Search the listing below for the string "arietans" and show each line that contains it.

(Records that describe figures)

»»

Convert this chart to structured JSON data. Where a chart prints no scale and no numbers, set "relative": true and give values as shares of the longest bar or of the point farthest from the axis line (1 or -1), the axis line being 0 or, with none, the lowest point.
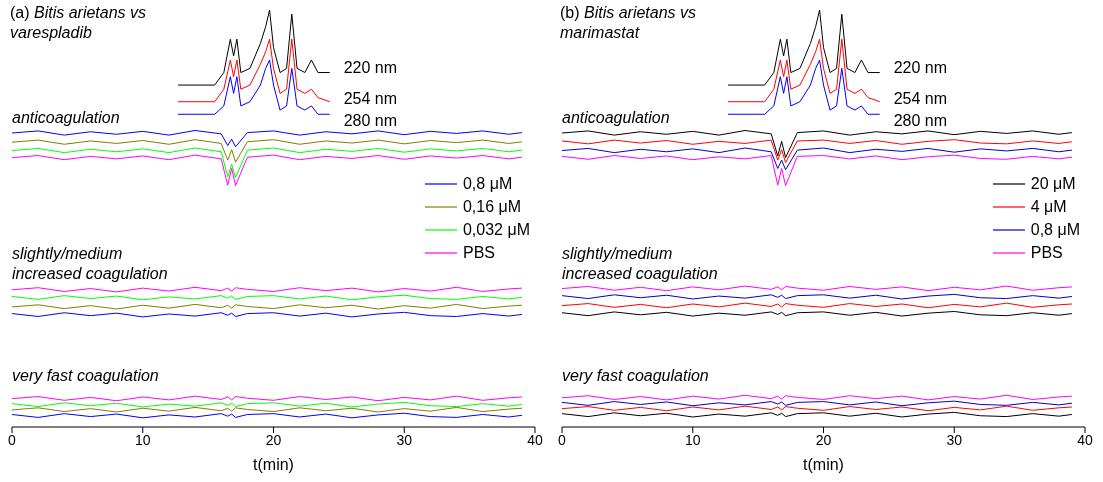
{
  "chart_data": [
    {
      "type": "line",
      "title": "(a) Bitis arietans vs varespladib",
      "xlabel": "t(min)",
      "xlim": [
        0,
        40
      ],
      "xticks": [
        0,
        10,
        20,
        30,
        40
      ],
      "relative": true,
      "legend": "right",
      "annotations": [
        "anticoagulation",
        "slightly/medium increased coagulation",
        "very fast coagulation"
      ],
      "x": [
        0,
        2,
        4,
        6,
        8,
        10,
        12,
        14,
        16,
        16.5,
        16.8,
        17.1,
        18,
        20,
        22,
        24,
        26,
        28,
        30,
        32,
        34,
        36,
        38,
        39
      ],
      "series": [
        {
          "name": "220 nm",
          "color": "#000000",
          "x": [
            12.7,
            15.5,
            16.2,
            16.7,
            16.95,
            17.2,
            17.5,
            18.2,
            19,
            19.4,
            19.7,
            20,
            20.5,
            21,
            21.4,
            21.8,
            22.4,
            22.9,
            23.4,
            24.3
          ],
          "values": [
            0.82,
            0.82,
            0.85,
            0.93,
            0.89,
            0.93,
            0.85,
            0.86,
            0.92,
            0.96,
            1.0,
            0.91,
            0.85,
            0.86,
            0.99,
            0.86,
            0.85,
            0.88,
            0.85,
            0.85
          ]
        },
        {
          "name": "254 nm",
          "color": "#ff0000",
          "x": [
            12.7,
            15.5,
            16.2,
            16.7,
            16.95,
            17.2,
            17.5,
            18.2,
            19,
            19.4,
            19.7,
            20,
            20.5,
            21,
            21.4,
            21.8,
            22.4,
            22.9,
            23.4,
            24.3
          ],
          "values": [
            0.78,
            0.78,
            0.81,
            0.88,
            0.84,
            0.88,
            0.81,
            0.82,
            0.87,
            0.9,
            0.93,
            0.86,
            0.8,
            0.81,
            0.93,
            0.81,
            0.8,
            0.81,
            0.79,
            0.78
          ]
        },
        {
          "name": "280 nm",
          "color": "#0000ff",
          "x": [
            12.7,
            15.5,
            16.2,
            16.7,
            16.95,
            17.2,
            17.5,
            18.2,
            19,
            19.4,
            19.7,
            20,
            20.5,
            21,
            21.4,
            21.8,
            22.4,
            22.9,
            23.4,
            24.3
          ],
          "values": [
            0.75,
            0.75,
            0.77,
            0.84,
            0.8,
            0.84,
            0.77,
            0.78,
            0.82,
            0.86,
            0.88,
            0.82,
            0.76,
            0.77,
            0.86,
            0.77,
            0.76,
            0.77,
            0.75,
            0.75
          ]
        },
        {
          "name": "0,8 μM",
          "color": "#0000ff",
          "values": [
            0.705,
            0.71,
            0.7,
            0.708,
            0.702,
            0.709,
            0.7,
            0.711,
            0.703,
            0.675,
            0.69,
            0.672,
            0.706,
            0.71,
            0.7,
            0.708,
            0.703,
            0.71,
            0.701,
            0.709,
            0.704,
            0.71,
            0.702,
            0.706
          ]
        },
        {
          "name": "0,16 μM",
          "color": "#808000",
          "values": [
            0.683,
            0.688,
            0.678,
            0.686,
            0.68,
            0.687,
            0.678,
            0.689,
            0.68,
            0.64,
            0.665,
            0.635,
            0.684,
            0.689,
            0.678,
            0.686,
            0.681,
            0.688,
            0.679,
            0.687,
            0.682,
            0.688,
            0.68,
            0.684
          ]
        },
        {
          "name": "0,032 μM",
          "color": "#00ff00",
          "values": [
            0.663,
            0.668,
            0.658,
            0.666,
            0.66,
            0.667,
            0.658,
            0.669,
            0.66,
            0.6,
            0.63,
            0.598,
            0.664,
            0.669,
            0.658,
            0.666,
            0.661,
            0.668,
            0.659,
            0.667,
            0.662,
            0.668,
            0.66,
            0.664
          ]
        },
        {
          "name": "PBS",
          "color": "#ff00ff",
          "values": [
            0.646,
            0.651,
            0.641,
            0.649,
            0.643,
            0.65,
            0.641,
            0.652,
            0.643,
            0.58,
            0.62,
            0.579,
            0.647,
            0.652,
            0.641,
            0.649,
            0.644,
            0.651,
            0.642,
            0.65,
            0.645,
            0.651,
            0.643,
            0.647
          ]
        },
        {
          "color": "#ff00ff",
          "values": [
            0.329,
            0.334,
            0.325,
            0.332,
            0.324,
            0.333,
            0.326,
            0.335,
            0.327,
            0.333,
            0.326,
            0.334,
            0.33,
            0.325,
            0.334,
            0.327,
            0.333,
            0.324,
            0.332,
            0.326,
            0.335,
            0.325,
            0.331,
            0.333
          ]
        },
        {
          "color": "#00ff00",
          "values": [
            0.313,
            0.306,
            0.315,
            0.308,
            0.314,
            0.305,
            0.312,
            0.307,
            0.315,
            0.309,
            0.314,
            0.306,
            0.313,
            0.315,
            0.307,
            0.314,
            0.305,
            0.312,
            0.316,
            0.308,
            0.306,
            0.313,
            0.307,
            0.311
          ]
        },
        {
          "color": "#808000",
          "values": [
            0.288,
            0.293,
            0.284,
            0.291,
            0.283,
            0.292,
            0.285,
            0.294,
            0.286,
            0.292,
            0.285,
            0.293,
            0.289,
            0.284,
            0.293,
            0.286,
            0.292,
            0.283,
            0.291,
            0.285,
            0.294,
            0.284,
            0.29,
            0.292
          ]
        },
        {
          "color": "#0000ff",
          "values": [
            0.272,
            0.265,
            0.274,
            0.267,
            0.273,
            0.264,
            0.271,
            0.266,
            0.274,
            0.268,
            0.273,
            0.265,
            0.272,
            0.274,
            0.266,
            0.273,
            0.264,
            0.271,
            0.275,
            0.267,
            0.265,
            0.272,
            0.266,
            0.27
          ]
        },
        {
          "color": "#ff00ff",
          "values": [
            0.068,
            0.073,
            0.064,
            0.071,
            0.063,
            0.072,
            0.065,
            0.074,
            0.066,
            0.072,
            0.065,
            0.073,
            0.069,
            0.064,
            0.073,
            0.066,
            0.072,
            0.063,
            0.071,
            0.065,
            0.074,
            0.064,
            0.07,
            0.072
          ]
        },
        {
          "color": "#00ff00",
          "values": [
            0.056,
            0.049,
            0.058,
            0.051,
            0.057,
            0.048,
            0.055,
            0.05,
            0.058,
            0.052,
            0.057,
            0.049,
            0.056,
            0.058,
            0.05,
            0.057,
            0.048,
            0.055,
            0.059,
            0.051,
            0.049,
            0.056,
            0.05,
            0.054
          ]
        },
        {
          "color": "#808000",
          "values": [
            0.041,
            0.046,
            0.037,
            0.044,
            0.036,
            0.045,
            0.038,
            0.047,
            0.039,
            0.045,
            0.038,
            0.046,
            0.042,
            0.037,
            0.046,
            0.039,
            0.045,
            0.036,
            0.044,
            0.038,
            0.047,
            0.037,
            0.043,
            0.045
          ]
        },
        {
          "color": "#0000ff",
          "values": [
            0.03,
            0.023,
            0.032,
            0.025,
            0.031,
            0.022,
            0.029,
            0.024,
            0.032,
            0.026,
            0.031,
            0.023,
            0.03,
            0.032,
            0.024,
            0.031,
            0.022,
            0.029,
            0.033,
            0.025,
            0.023,
            0.03,
            0.024,
            0.028
          ]
        }
      ]
    },
    {
      "type": "line",
      "title": "(b) Bitis arietans vs marimastat",
      "xlabel": "t(min)",
      "xlim": [
        0,
        40
      ],
      "xticks": [
        0,
        10,
        20,
        30,
        40
      ],
      "relative": true,
      "legend": "right",
      "annotations": [
        "anticoagulation",
        "slightly/medium increased coagulation",
        "very fast coagulation"
      ],
      "x": [
        0,
        2,
        4,
        6,
        8,
        10,
        12,
        14,
        16,
        16.5,
        16.8,
        17.1,
        18,
        20,
        22,
        24,
        26,
        28,
        30,
        32,
        34,
        36,
        38,
        39
      ],
      "series": [
        {
          "name": "220 nm",
          "color": "#000000",
          "x": [
            12.7,
            15.5,
            16.2,
            16.7,
            16.95,
            17.2,
            17.5,
            18.2,
            19,
            19.4,
            19.7,
            20,
            20.5,
            21,
            21.4,
            21.8,
            22.4,
            22.9,
            23.4,
            24.3
          ],
          "values": [
            0.82,
            0.82,
            0.85,
            0.93,
            0.89,
            0.93,
            0.85,
            0.86,
            0.92,
            0.96,
            1.0,
            0.91,
            0.85,
            0.86,
            0.99,
            0.86,
            0.85,
            0.88,
            0.85,
            0.85
          ]
        },
        {
          "name": "254 nm",
          "color": "#ff0000",
          "x": [
            12.7,
            15.5,
            16.2,
            16.7,
            16.95,
            17.2,
            17.5,
            18.2,
            19,
            19.4,
            19.7,
            20,
            20.5,
            21,
            21.4,
            21.8,
            22.4,
            22.9,
            23.4,
            24.3
          ],
          "values": [
            0.78,
            0.78,
            0.81,
            0.88,
            0.84,
            0.88,
            0.81,
            0.82,
            0.87,
            0.9,
            0.93,
            0.86,
            0.8,
            0.81,
            0.93,
            0.81,
            0.8,
            0.81,
            0.79,
            0.78
          ]
        },
        {
          "name": "280 nm",
          "color": "#0000ff",
          "x": [
            12.7,
            15.5,
            16.2,
            16.7,
            16.95,
            17.2,
            17.5,
            18.2,
            19,
            19.4,
            19.7,
            20,
            20.5,
            21,
            21.4,
            21.8,
            22.4,
            22.9,
            23.4,
            24.3
          ],
          "values": [
            0.75,
            0.75,
            0.77,
            0.84,
            0.8,
            0.84,
            0.77,
            0.78,
            0.82,
            0.86,
            0.88,
            0.82,
            0.76,
            0.77,
            0.86,
            0.77,
            0.76,
            0.77,
            0.75,
            0.75
          ]
        },
        {
          "name": "20 μM",
          "color": "#000000",
          "values": [
            0.705,
            0.71,
            0.7,
            0.708,
            0.702,
            0.709,
            0.7,
            0.711,
            0.703,
            0.65,
            0.685,
            0.646,
            0.706,
            0.71,
            0.7,
            0.708,
            0.703,
            0.71,
            0.701,
            0.709,
            0.704,
            0.71,
            0.702,
            0.706
          ]
        },
        {
          "name": "4 μM",
          "color": "#ff0000",
          "values": [
            0.686,
            0.679,
            0.688,
            0.681,
            0.687,
            0.678,
            0.685,
            0.68,
            0.688,
            0.64,
            0.665,
            0.634,
            0.686,
            0.688,
            0.68,
            0.687,
            0.678,
            0.685,
            0.689,
            0.681,
            0.679,
            0.686,
            0.68,
            0.684
          ]
        },
        {
          "name": "0,8 μM",
          "color": "#0000cc",
          "values": [
            0.663,
            0.668,
            0.658,
            0.666,
            0.66,
            0.667,
            0.658,
            0.669,
            0.66,
            0.62,
            0.64,
            0.617,
            0.664,
            0.669,
            0.658,
            0.666,
            0.661,
            0.668,
            0.659,
            0.667,
            0.662,
            0.668,
            0.66,
            0.664
          ]
        },
        {
          "name": "PBS",
          "color": "#ff00ff",
          "values": [
            0.649,
            0.642,
            0.651,
            0.644,
            0.65,
            0.641,
            0.648,
            0.643,
            0.651,
            0.58,
            0.62,
            0.579,
            0.649,
            0.651,
            0.643,
            0.65,
            0.641,
            0.648,
            0.652,
            0.644,
            0.642,
            0.649,
            0.643,
            0.647
          ]
        },
        {
          "color": "#ff00ff",
          "values": [
            0.332,
            0.337,
            0.328,
            0.335,
            0.327,
            0.336,
            0.329,
            0.338,
            0.33,
            0.336,
            0.329,
            0.337,
            0.333,
            0.328,
            0.337,
            0.33,
            0.336,
            0.327,
            0.335,
            0.329,
            0.338,
            0.328,
            0.334,
            0.336
          ]
        },
        {
          "color": "#0000cc",
          "values": [
            0.315,
            0.308,
            0.317,
            0.31,
            0.316,
            0.307,
            0.314,
            0.309,
            0.317,
            0.311,
            0.316,
            0.308,
            0.315,
            0.317,
            0.309,
            0.316,
            0.307,
            0.314,
            0.318,
            0.31,
            0.308,
            0.315,
            0.309,
            0.313
          ]
        },
        {
          "color": "#ff0000",
          "values": [
            0.291,
            0.296,
            0.287,
            0.294,
            0.286,
            0.295,
            0.288,
            0.297,
            0.289,
            0.295,
            0.288,
            0.296,
            0.292,
            0.287,
            0.296,
            0.289,
            0.295,
            0.286,
            0.294,
            0.288,
            0.297,
            0.287,
            0.293,
            0.295
          ]
        },
        {
          "color": "#000000",
          "values": [
            0.274,
            0.267,
            0.276,
            0.269,
            0.275,
            0.266,
            0.273,
            0.268,
            0.276,
            0.27,
            0.275,
            0.267,
            0.274,
            0.276,
            0.268,
            0.275,
            0.266,
            0.273,
            0.277,
            0.269,
            0.267,
            0.274,
            0.268,
            0.272
          ]
        },
        {
          "color": "#ff00ff",
          "values": [
            0.07,
            0.075,
            0.066,
            0.073,
            0.065,
            0.074,
            0.067,
            0.076,
            0.068,
            0.074,
            0.067,
            0.075,
            0.071,
            0.066,
            0.075,
            0.068,
            0.074,
            0.065,
            0.073,
            0.067,
            0.076,
            0.066,
            0.072,
            0.074
          ]
        },
        {
          "color": "#0000cc",
          "values": [
            0.059,
            0.052,
            0.061,
            0.054,
            0.06,
            0.051,
            0.058,
            0.053,
            0.061,
            0.055,
            0.06,
            0.052,
            0.059,
            0.061,
            0.053,
            0.06,
            0.051,
            0.058,
            0.062,
            0.054,
            0.052,
            0.059,
            0.053,
            0.057
          ]
        },
        {
          "color": "#ff0000",
          "values": [
            0.044,
            0.049,
            0.04,
            0.047,
            0.039,
            0.048,
            0.041,
            0.05,
            0.042,
            0.048,
            0.041,
            0.049,
            0.045,
            0.04,
            0.049,
            0.042,
            0.048,
            0.039,
            0.047,
            0.041,
            0.05,
            0.04,
            0.046,
            0.048
          ]
        },
        {
          "color": "#000000",
          "values": [
            0.032,
            0.025,
            0.034,
            0.027,
            0.033,
            0.024,
            0.031,
            0.026,
            0.034,
            0.028,
            0.033,
            0.025,
            0.032,
            0.034,
            0.026,
            0.033,
            0.024,
            0.031,
            0.035,
            0.027,
            0.025,
            0.032,
            0.026,
            0.03
          ]
        }
      ]
    }
  ]
}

««

**Response to the exercise**
      "title": "(a) Bitis arietans vs varespladib",
      "title": "(b) Bitis arietans vs marimastat",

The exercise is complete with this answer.